• Records supplied
======

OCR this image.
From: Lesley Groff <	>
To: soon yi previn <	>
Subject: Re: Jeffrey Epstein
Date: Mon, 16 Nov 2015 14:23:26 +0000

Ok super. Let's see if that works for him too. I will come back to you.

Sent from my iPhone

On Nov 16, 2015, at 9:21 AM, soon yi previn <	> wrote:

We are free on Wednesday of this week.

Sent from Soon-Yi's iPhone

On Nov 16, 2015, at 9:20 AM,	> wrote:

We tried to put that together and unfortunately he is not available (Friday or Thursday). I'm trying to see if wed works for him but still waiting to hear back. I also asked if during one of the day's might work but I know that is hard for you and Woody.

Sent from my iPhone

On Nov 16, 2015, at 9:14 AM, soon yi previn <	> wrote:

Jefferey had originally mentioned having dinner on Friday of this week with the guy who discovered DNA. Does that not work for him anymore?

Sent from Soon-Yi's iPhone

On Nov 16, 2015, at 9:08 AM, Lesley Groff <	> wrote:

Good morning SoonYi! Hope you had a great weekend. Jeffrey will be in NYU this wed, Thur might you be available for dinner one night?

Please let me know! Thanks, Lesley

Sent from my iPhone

======

• Directions
Extract each record, keeping it identical to the original.

• Complete answer
OCR this image.
From: Lesley Groff <	>
To: soon yi previn <	>
Subject: Re: Jeffrey Epstein
Date: Mon, 16 Nov 2015 14:23:26 +0000

Ok super. Let's see if that works for him too. I will come back to you.

Sent from my iPhone

On Nov 16, 2015, at 9:21 AM, soon yi previn <	> wrote:

We are free on Wednesday of this week.

Sent from Soon-Yi's iPhone

On Nov 16, 2015, at 9:20 AM,	> wrote:

We tried to put that together and unfortunately he is not available (Friday or Thursday). I'm trying to see if wed works for him but still waiting to hear back. I also asked if during one of the day's might work but I know that is hard for you and Woody.

Sent from my iPhone

On Nov 16, 2015, at 9:14 AM, soon yi previn <	> wrote:

Jefferey had originally mentioned having dinner on Friday of this week with the guy who discovered DNA. Does that not work for him anymore?

Sent from Soon-Yi's iPhone

On Nov 16, 2015, at 9:08 AM, Lesley Groff <	> wrote:

Good morning SoonYi! Hope you had a great weekend. Jeffrey will be in NYU this wed, Thur might you be available for dinner one night?

Please let me know! Thanks, Lesley

Sent from my iPhone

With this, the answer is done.